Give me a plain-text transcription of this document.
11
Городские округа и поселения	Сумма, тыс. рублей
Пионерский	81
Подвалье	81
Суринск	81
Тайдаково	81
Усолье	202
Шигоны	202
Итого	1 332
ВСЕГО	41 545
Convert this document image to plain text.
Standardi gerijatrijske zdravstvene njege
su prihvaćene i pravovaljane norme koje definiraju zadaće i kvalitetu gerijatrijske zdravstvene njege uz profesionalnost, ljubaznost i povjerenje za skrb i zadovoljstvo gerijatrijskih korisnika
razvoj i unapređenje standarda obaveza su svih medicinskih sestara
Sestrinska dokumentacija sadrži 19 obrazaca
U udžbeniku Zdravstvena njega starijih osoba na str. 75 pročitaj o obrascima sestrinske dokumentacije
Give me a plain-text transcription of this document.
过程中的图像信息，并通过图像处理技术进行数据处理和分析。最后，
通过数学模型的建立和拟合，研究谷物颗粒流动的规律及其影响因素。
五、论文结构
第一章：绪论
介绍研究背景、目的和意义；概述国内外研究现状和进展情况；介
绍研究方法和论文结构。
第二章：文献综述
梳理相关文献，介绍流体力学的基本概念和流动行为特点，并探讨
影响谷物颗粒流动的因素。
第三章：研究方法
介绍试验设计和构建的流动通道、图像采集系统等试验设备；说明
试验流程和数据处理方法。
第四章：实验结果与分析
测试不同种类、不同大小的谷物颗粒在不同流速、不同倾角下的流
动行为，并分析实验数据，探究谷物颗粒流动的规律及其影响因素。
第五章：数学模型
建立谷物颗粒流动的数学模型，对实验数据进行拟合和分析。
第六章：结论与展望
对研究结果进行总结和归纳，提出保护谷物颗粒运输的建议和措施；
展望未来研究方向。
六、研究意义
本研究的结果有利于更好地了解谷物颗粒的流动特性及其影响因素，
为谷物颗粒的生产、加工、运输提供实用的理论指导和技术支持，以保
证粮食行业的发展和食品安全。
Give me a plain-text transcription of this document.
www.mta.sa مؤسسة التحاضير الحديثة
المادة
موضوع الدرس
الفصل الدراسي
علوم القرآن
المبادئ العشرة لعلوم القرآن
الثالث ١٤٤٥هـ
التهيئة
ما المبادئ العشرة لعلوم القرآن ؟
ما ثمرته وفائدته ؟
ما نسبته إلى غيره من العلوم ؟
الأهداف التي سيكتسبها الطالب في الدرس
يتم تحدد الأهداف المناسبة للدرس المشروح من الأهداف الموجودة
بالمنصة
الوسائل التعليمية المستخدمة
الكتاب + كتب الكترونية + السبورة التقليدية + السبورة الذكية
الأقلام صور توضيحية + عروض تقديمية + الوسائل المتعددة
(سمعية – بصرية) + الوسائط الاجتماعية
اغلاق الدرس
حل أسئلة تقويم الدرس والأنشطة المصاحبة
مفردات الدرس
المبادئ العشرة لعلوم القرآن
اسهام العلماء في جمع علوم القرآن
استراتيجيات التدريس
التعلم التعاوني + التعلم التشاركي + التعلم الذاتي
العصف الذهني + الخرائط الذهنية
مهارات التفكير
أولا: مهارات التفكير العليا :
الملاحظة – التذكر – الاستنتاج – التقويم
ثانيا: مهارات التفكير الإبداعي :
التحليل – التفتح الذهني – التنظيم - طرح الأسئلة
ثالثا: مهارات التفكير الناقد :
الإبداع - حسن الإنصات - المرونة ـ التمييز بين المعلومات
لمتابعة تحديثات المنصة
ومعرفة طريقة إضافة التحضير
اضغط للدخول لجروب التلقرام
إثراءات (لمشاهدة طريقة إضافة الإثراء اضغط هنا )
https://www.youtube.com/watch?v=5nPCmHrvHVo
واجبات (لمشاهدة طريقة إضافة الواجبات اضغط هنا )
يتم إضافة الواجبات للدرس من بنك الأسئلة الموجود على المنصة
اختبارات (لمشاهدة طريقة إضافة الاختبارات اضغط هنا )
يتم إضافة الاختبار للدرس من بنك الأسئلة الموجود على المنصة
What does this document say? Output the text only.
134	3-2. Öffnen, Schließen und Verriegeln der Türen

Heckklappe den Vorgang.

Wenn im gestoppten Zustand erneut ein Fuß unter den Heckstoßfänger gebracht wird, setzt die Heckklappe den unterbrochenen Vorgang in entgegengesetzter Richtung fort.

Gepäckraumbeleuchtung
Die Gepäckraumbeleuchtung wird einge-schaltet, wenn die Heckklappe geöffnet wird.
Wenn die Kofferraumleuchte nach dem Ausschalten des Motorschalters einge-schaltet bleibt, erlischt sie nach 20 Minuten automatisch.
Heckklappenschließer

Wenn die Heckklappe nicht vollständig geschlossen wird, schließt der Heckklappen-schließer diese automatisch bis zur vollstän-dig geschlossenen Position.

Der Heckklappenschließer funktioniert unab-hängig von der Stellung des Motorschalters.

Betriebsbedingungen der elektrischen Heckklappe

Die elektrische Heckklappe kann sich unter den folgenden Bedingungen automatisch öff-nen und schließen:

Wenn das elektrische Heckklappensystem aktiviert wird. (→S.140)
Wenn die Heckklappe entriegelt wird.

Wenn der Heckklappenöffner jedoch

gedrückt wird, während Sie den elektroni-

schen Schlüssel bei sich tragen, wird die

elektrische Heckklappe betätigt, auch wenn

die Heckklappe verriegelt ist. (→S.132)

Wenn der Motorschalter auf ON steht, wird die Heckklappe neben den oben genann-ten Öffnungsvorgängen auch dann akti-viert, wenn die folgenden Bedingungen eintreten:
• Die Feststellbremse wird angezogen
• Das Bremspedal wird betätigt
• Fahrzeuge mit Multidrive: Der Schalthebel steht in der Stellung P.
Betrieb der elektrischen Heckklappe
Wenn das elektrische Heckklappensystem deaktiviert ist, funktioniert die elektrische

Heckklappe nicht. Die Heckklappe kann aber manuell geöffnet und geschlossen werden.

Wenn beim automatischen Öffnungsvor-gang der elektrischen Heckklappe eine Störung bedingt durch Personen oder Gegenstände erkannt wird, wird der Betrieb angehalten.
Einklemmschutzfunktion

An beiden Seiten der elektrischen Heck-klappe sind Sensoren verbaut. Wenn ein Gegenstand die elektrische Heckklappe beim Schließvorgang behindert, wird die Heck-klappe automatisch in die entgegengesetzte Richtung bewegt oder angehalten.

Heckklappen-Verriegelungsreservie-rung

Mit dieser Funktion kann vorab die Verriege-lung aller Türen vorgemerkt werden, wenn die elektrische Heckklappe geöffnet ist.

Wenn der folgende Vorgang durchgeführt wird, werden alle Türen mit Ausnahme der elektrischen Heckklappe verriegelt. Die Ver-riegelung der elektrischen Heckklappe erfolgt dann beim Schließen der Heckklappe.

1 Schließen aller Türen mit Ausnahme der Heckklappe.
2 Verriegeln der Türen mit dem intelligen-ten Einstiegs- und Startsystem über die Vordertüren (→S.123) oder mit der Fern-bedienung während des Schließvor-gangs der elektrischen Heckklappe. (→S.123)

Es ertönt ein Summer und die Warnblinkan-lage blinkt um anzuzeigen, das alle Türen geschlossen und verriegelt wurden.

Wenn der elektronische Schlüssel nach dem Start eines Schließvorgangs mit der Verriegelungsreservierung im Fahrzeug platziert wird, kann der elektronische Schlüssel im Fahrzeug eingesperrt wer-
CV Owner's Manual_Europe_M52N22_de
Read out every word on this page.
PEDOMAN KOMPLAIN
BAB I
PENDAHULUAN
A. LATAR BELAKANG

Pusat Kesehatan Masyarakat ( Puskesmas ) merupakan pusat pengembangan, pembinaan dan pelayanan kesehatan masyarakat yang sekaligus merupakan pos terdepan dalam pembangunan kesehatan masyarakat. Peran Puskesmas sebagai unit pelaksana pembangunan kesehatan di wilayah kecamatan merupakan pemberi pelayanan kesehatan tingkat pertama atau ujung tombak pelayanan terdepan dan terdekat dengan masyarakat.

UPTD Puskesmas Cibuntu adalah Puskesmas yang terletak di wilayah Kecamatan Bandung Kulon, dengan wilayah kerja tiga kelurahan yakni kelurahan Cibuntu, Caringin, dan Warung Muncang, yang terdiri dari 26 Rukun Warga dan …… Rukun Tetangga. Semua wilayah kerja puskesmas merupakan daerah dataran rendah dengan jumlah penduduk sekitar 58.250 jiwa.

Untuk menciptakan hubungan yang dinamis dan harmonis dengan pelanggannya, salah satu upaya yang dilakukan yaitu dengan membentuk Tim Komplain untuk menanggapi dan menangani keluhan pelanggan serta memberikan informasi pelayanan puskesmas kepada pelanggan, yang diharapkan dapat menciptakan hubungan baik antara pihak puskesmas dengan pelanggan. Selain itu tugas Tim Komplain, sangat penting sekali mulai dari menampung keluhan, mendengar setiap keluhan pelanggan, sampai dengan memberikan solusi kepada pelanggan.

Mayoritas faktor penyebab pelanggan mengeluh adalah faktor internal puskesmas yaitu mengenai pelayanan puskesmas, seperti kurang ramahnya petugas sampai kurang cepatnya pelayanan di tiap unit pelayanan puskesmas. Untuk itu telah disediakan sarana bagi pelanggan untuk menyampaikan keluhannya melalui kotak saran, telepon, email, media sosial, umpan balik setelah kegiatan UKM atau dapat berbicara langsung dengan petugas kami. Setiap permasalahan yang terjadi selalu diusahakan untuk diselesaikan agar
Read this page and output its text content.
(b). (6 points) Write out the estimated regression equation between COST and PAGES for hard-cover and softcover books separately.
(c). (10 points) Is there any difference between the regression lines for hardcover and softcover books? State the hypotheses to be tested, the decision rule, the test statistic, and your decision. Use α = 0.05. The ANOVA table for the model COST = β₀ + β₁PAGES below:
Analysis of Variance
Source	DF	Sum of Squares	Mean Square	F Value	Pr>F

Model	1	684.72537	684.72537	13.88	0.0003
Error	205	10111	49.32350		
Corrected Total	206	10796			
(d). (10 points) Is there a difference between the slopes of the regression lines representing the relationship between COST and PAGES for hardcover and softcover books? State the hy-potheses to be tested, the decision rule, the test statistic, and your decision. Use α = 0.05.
━━━━━━
Search the listing for the word "طريقة". Copy every line in which it occurs.

ومعرفة طريقة إضافة التحضير
إثراءات (لمشاهدة طريقة إضافة الإثراء اضغط هنا )
واجبات (لمشاهدة طريقة إضافة الواجبات اضغط هنا )
اختبارات (لمشاهدة طريقة إضافة الاختبارات اضغط هنا )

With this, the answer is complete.